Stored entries
_ _ _ _

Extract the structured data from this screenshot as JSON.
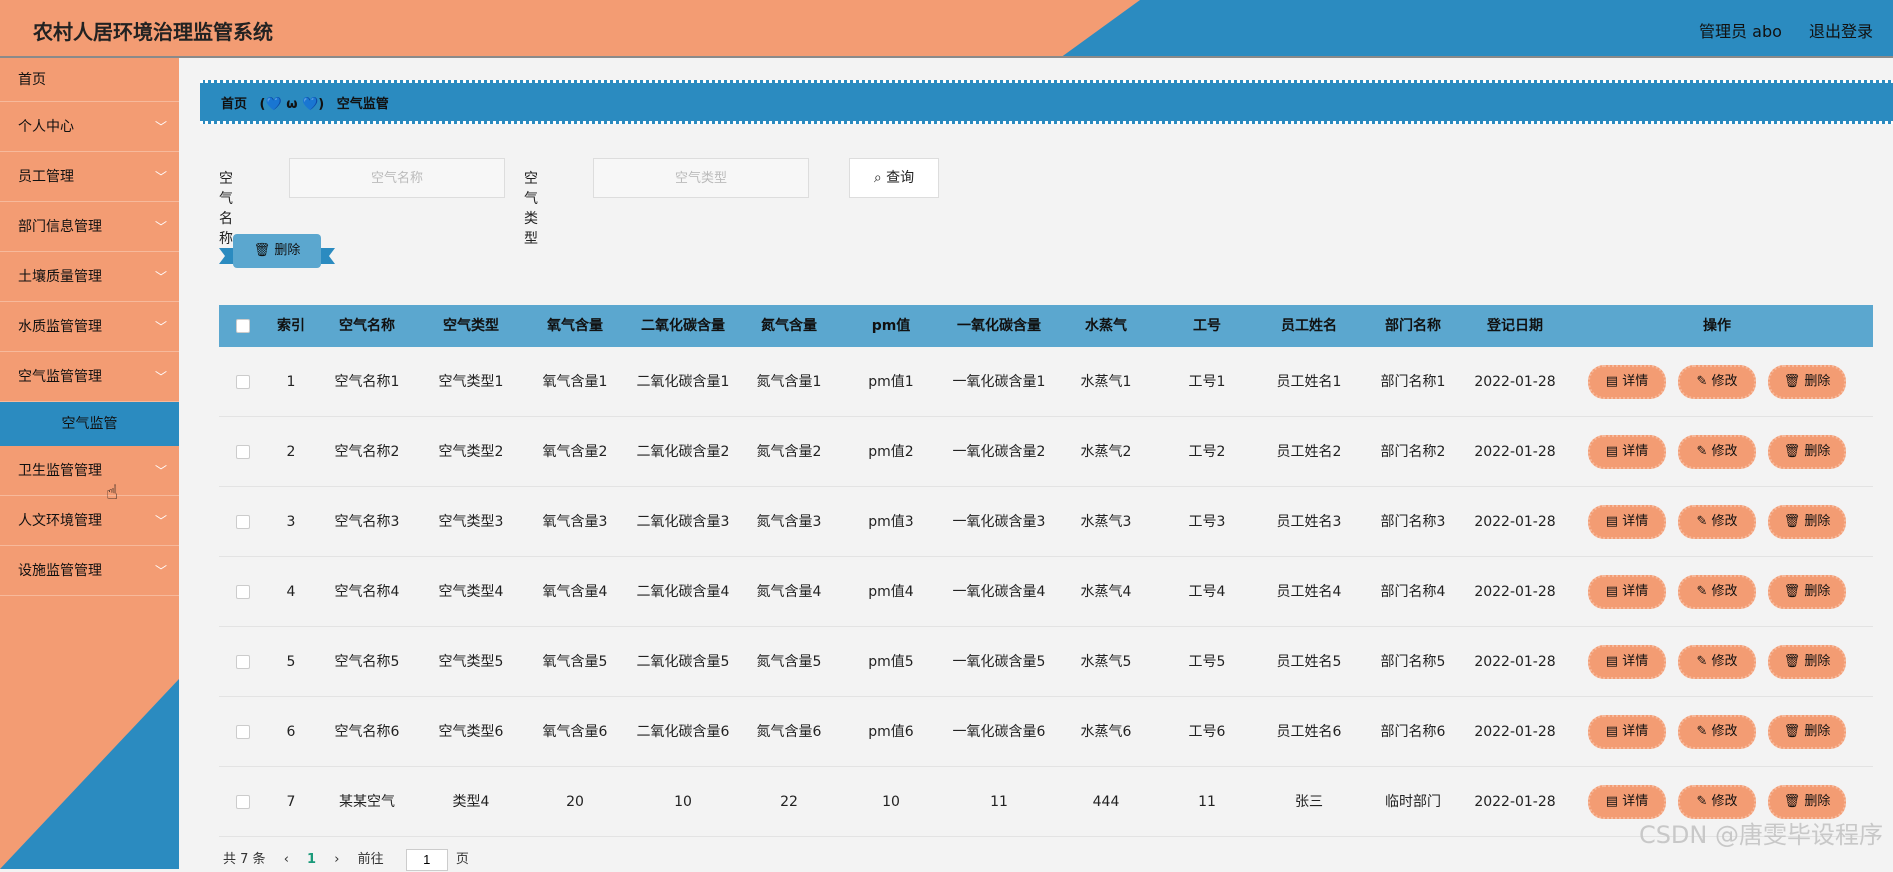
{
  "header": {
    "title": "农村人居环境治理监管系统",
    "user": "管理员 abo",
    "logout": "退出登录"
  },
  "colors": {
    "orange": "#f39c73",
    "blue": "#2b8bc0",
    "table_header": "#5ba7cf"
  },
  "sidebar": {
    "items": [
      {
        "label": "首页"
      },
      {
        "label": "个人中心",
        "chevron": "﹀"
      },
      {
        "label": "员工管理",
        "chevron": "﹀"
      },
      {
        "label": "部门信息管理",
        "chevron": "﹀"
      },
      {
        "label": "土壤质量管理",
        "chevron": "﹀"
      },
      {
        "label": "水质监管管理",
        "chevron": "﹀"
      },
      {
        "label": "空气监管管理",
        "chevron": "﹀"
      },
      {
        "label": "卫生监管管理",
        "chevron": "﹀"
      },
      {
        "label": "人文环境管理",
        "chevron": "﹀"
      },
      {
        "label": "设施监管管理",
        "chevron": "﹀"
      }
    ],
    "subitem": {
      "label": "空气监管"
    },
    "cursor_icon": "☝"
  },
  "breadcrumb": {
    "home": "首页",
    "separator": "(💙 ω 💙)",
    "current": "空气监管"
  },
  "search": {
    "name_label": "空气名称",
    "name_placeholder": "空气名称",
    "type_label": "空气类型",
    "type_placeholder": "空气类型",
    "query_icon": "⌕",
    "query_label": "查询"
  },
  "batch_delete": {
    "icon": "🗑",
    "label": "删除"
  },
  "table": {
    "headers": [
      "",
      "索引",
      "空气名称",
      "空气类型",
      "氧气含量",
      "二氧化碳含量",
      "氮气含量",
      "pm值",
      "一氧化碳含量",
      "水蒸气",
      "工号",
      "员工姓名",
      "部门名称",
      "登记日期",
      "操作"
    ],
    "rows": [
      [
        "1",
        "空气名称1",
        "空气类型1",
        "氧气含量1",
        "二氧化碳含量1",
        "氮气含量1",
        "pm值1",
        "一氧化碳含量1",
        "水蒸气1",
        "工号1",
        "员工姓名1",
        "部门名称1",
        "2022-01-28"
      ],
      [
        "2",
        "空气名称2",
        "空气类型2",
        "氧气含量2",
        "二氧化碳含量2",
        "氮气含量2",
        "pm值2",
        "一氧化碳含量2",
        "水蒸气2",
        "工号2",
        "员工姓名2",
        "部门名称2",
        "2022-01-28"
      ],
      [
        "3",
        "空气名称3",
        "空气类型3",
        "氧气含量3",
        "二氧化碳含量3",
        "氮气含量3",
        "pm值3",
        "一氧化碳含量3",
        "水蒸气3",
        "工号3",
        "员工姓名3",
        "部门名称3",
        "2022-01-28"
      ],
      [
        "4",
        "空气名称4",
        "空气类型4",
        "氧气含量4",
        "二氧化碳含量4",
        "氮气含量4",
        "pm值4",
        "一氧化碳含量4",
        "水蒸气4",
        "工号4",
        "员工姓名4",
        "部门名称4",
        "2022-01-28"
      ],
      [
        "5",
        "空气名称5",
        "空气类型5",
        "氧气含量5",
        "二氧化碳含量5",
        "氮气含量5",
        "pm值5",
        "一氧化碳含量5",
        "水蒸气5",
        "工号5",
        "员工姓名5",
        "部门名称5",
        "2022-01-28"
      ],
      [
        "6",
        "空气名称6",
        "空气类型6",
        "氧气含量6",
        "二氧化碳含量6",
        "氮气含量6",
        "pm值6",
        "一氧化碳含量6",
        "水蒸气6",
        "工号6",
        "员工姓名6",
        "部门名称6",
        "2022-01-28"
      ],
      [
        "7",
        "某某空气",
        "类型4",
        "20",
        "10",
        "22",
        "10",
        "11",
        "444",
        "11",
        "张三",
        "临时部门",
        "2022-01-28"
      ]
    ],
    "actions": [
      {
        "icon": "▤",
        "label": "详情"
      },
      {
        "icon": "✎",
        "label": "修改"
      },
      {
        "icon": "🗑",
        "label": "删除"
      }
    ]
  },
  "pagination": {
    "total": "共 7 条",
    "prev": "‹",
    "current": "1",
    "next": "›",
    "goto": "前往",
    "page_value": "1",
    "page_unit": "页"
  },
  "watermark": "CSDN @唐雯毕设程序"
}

_ _ _ _

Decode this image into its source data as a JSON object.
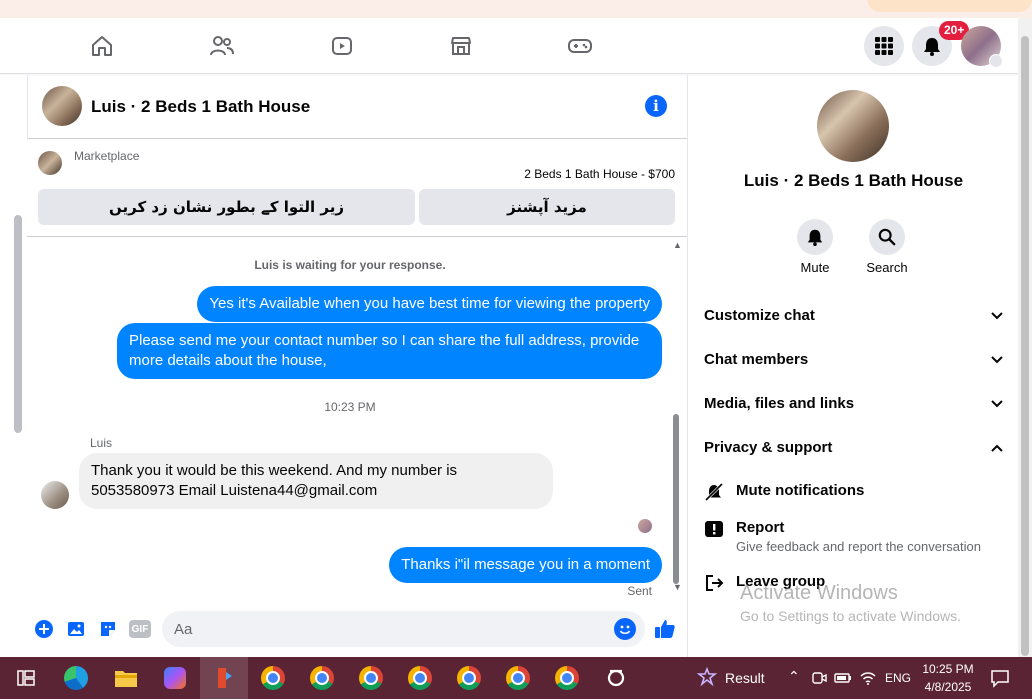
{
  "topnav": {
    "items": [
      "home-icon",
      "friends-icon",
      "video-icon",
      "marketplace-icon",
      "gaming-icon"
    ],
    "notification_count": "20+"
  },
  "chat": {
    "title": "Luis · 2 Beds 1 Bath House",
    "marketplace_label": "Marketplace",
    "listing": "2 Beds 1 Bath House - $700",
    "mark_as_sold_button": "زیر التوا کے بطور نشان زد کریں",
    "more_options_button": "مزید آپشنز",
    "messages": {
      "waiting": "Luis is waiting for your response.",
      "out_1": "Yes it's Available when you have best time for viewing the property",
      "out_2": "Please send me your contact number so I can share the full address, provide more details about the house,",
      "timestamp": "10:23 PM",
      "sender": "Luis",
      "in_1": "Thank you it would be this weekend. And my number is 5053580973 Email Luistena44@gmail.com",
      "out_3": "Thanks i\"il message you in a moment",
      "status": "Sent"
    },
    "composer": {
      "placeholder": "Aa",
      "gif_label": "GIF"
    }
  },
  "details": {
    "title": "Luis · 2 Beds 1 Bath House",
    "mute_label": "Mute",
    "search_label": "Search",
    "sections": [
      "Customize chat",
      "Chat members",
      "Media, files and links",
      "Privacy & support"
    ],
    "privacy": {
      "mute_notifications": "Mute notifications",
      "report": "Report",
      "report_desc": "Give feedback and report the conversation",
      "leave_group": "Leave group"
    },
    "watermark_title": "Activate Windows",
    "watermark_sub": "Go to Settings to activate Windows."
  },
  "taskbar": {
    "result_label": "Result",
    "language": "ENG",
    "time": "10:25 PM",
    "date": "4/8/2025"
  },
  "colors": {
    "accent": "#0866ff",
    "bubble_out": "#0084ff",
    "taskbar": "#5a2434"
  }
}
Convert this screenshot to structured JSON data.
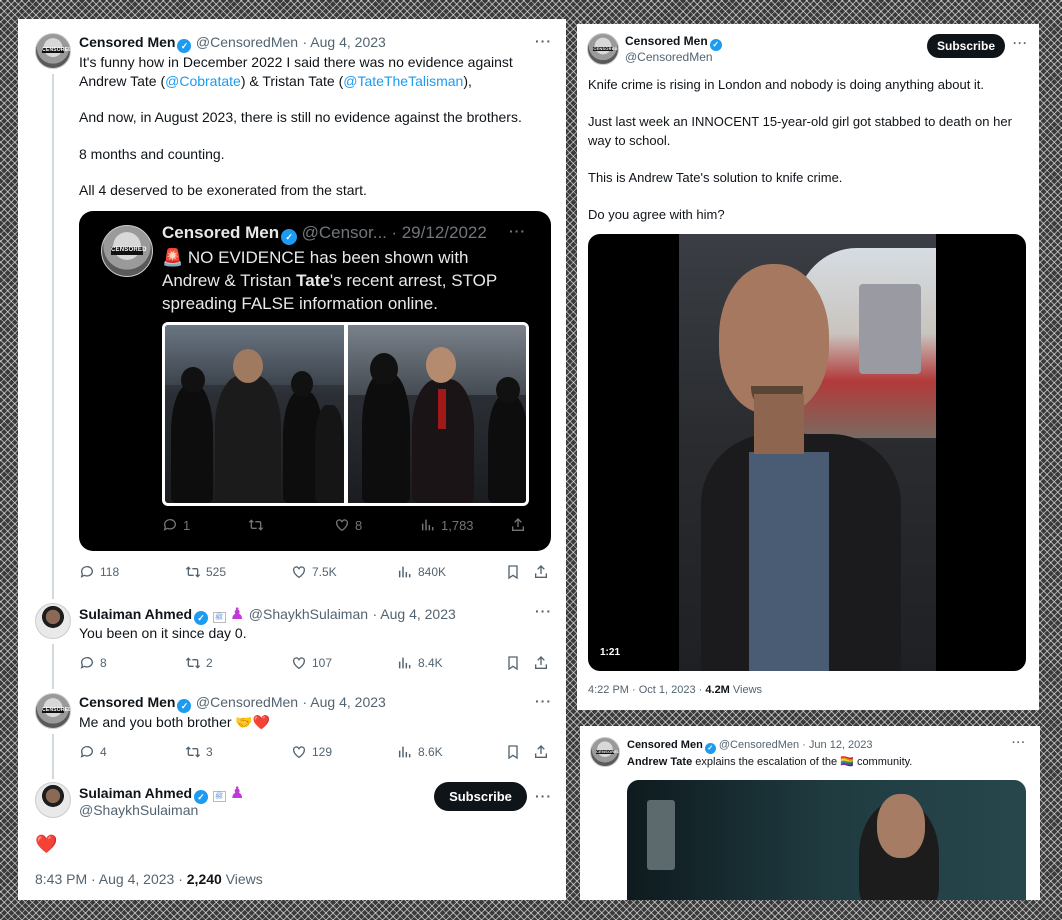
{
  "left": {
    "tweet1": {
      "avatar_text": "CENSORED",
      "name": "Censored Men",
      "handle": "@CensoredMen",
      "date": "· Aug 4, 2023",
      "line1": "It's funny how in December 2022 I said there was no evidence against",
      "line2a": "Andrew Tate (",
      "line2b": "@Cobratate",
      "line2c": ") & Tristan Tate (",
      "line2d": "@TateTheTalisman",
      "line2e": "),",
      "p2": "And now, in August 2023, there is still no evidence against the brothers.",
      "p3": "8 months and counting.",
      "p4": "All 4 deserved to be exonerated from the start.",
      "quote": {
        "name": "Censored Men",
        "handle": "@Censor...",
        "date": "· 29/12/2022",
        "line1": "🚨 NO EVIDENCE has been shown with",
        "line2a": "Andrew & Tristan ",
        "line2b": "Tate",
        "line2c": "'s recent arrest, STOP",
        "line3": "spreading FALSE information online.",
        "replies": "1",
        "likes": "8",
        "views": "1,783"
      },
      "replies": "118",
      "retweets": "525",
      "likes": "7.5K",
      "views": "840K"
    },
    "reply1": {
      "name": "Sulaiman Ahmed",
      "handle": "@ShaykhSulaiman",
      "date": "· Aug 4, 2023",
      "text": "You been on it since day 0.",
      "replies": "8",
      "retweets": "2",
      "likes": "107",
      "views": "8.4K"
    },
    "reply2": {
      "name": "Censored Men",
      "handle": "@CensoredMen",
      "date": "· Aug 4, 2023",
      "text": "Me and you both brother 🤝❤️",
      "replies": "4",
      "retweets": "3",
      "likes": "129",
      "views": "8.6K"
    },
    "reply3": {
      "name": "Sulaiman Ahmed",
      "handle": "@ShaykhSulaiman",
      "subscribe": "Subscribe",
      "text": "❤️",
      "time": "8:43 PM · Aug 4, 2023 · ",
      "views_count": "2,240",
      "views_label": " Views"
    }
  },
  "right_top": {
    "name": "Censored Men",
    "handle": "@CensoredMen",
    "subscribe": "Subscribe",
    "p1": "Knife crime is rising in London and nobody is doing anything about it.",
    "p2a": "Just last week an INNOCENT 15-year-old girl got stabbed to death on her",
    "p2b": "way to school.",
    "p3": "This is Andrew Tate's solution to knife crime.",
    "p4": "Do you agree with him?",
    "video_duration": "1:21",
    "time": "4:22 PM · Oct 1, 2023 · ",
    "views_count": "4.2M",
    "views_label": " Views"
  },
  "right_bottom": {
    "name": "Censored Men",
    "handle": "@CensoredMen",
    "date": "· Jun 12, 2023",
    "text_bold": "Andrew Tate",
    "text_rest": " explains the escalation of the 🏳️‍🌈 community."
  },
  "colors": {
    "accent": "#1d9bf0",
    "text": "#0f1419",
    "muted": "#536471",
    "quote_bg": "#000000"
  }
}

_ _ _ _

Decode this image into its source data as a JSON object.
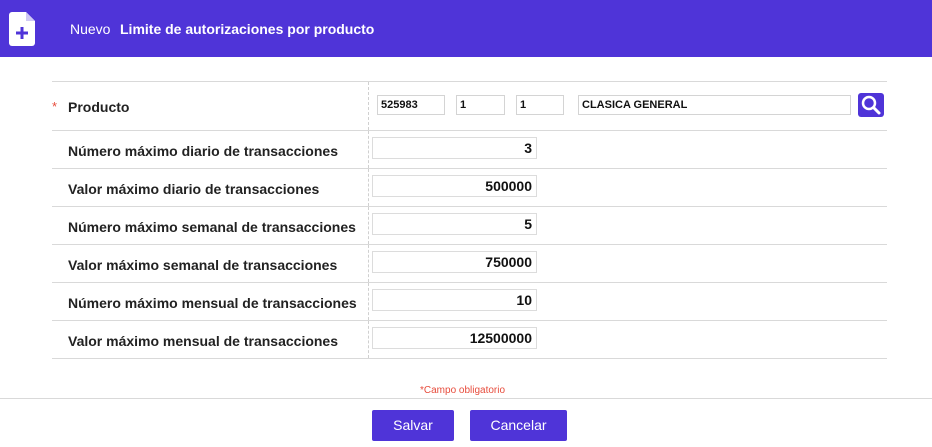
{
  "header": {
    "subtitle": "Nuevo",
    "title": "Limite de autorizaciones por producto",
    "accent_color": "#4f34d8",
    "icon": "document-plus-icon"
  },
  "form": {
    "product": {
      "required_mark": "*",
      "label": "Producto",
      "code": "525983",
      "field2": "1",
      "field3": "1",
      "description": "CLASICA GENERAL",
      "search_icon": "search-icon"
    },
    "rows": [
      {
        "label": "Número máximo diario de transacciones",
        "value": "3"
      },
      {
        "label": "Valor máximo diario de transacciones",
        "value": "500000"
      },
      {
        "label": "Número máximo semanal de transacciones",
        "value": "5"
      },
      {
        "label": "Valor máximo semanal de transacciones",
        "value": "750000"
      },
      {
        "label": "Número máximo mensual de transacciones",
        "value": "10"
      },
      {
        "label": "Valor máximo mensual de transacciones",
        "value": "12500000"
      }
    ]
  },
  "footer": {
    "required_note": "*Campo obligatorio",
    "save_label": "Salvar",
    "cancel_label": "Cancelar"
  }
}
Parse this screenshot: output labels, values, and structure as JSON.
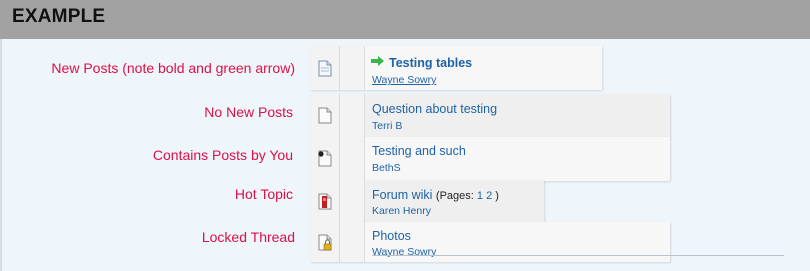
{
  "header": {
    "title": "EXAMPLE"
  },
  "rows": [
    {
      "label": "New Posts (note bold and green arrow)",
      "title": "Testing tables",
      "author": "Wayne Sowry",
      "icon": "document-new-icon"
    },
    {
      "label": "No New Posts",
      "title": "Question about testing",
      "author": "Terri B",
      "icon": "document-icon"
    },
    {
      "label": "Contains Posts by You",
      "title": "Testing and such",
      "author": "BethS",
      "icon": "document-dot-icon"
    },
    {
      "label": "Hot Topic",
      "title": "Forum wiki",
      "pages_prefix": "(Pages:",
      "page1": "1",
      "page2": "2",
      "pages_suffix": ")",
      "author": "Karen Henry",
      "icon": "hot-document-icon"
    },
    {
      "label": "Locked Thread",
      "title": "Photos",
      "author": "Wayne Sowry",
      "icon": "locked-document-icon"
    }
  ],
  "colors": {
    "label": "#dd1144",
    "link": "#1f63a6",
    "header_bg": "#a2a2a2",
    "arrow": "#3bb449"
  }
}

_ _ _ _

## WHAT THE TASK ASKS
Say how many lines in this material hold "your", and say nothing else.

## REPLY TO THE EXERCISE
2